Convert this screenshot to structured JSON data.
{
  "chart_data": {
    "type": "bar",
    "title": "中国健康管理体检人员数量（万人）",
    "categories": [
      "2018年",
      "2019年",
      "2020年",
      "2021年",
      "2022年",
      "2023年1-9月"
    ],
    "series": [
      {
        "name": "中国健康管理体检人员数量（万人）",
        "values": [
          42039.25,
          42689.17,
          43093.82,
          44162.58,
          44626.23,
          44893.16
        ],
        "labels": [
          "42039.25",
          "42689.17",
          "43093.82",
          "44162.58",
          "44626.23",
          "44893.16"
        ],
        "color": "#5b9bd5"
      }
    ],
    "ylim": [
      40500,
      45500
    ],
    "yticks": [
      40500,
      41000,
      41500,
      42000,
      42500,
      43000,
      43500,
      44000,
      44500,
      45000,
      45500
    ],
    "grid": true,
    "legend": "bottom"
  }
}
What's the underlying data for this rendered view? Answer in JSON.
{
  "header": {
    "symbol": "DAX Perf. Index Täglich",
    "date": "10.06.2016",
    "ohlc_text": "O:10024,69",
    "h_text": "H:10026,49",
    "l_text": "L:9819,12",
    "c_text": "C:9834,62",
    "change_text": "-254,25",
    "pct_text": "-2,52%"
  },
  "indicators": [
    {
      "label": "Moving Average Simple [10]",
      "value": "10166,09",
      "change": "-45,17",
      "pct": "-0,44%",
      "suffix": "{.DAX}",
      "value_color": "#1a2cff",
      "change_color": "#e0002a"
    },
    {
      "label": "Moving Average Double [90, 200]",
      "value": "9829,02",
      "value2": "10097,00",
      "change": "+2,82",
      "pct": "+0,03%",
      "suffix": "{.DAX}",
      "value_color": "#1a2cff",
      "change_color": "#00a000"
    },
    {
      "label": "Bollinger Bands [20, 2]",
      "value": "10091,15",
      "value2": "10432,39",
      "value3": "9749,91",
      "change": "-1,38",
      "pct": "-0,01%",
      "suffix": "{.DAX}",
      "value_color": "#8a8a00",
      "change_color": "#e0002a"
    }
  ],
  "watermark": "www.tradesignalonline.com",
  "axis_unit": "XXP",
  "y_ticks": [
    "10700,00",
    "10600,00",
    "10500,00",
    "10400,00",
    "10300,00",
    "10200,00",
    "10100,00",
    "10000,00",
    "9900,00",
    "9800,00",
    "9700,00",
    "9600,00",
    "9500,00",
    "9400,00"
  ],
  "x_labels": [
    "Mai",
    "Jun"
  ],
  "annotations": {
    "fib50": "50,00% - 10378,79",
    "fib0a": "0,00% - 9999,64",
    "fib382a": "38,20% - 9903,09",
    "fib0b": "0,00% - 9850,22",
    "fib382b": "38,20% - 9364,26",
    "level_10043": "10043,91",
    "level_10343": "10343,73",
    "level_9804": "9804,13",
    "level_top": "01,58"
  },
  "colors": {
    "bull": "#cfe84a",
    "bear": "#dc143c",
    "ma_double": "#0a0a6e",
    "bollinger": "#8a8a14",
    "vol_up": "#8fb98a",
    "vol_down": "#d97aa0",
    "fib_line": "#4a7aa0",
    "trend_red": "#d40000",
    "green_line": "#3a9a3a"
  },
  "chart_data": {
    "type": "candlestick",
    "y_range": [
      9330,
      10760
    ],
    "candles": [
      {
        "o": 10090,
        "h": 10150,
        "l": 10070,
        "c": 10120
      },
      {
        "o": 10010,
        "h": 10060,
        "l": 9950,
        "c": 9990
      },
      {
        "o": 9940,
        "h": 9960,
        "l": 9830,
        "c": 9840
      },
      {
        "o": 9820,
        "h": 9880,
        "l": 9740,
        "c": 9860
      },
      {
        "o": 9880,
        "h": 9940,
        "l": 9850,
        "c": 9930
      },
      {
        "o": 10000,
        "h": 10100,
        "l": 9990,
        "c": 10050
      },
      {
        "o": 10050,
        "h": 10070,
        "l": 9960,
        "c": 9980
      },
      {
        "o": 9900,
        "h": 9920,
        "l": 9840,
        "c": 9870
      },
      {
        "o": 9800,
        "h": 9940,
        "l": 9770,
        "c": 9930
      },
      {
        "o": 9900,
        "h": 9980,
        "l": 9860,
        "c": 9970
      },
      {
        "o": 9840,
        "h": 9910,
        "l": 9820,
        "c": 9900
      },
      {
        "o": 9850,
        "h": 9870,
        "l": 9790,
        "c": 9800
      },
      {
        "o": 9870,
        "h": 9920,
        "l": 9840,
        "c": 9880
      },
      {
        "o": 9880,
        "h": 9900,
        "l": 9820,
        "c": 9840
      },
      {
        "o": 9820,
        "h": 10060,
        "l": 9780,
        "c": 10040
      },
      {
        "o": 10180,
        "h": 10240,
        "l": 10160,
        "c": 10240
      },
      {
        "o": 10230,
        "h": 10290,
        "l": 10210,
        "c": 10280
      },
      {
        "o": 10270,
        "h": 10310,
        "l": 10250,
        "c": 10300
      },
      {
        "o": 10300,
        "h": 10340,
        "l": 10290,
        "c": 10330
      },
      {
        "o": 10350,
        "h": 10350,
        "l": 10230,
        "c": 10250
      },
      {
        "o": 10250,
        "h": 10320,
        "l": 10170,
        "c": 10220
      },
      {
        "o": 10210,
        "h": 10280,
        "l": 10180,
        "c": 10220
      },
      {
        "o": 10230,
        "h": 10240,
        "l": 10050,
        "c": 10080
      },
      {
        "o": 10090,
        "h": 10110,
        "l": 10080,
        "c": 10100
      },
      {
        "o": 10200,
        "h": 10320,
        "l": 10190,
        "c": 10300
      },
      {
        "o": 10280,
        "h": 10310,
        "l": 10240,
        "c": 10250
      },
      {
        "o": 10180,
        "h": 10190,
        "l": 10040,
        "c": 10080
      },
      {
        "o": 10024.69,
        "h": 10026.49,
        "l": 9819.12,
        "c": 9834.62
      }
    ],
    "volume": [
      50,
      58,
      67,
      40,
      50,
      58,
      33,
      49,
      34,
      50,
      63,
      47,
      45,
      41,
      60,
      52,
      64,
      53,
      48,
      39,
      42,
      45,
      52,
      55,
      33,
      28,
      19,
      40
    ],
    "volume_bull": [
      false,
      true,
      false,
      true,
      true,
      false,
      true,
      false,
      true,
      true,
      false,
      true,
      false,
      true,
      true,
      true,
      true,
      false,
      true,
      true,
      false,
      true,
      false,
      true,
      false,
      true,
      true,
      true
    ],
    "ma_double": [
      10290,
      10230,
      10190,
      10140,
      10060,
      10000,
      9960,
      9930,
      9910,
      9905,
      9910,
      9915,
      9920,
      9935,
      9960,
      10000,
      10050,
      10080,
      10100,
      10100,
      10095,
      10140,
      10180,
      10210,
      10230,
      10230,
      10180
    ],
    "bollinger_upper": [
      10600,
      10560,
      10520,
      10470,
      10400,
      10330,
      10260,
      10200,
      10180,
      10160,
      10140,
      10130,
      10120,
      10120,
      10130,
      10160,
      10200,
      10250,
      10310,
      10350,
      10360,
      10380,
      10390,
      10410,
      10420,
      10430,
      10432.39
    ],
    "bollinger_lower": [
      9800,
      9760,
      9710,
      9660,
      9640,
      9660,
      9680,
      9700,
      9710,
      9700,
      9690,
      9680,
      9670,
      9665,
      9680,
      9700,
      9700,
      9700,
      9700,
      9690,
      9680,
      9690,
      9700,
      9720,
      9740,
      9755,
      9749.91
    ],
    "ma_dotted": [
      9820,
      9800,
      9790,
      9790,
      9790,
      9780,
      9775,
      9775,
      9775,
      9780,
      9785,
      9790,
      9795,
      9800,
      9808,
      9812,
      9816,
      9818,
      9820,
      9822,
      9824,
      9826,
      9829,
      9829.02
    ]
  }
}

=======

→ Task directions:
Within the listing above, work out how many lines contain the string "Moving", and reply with that number only.

→ Solution to this problem:
2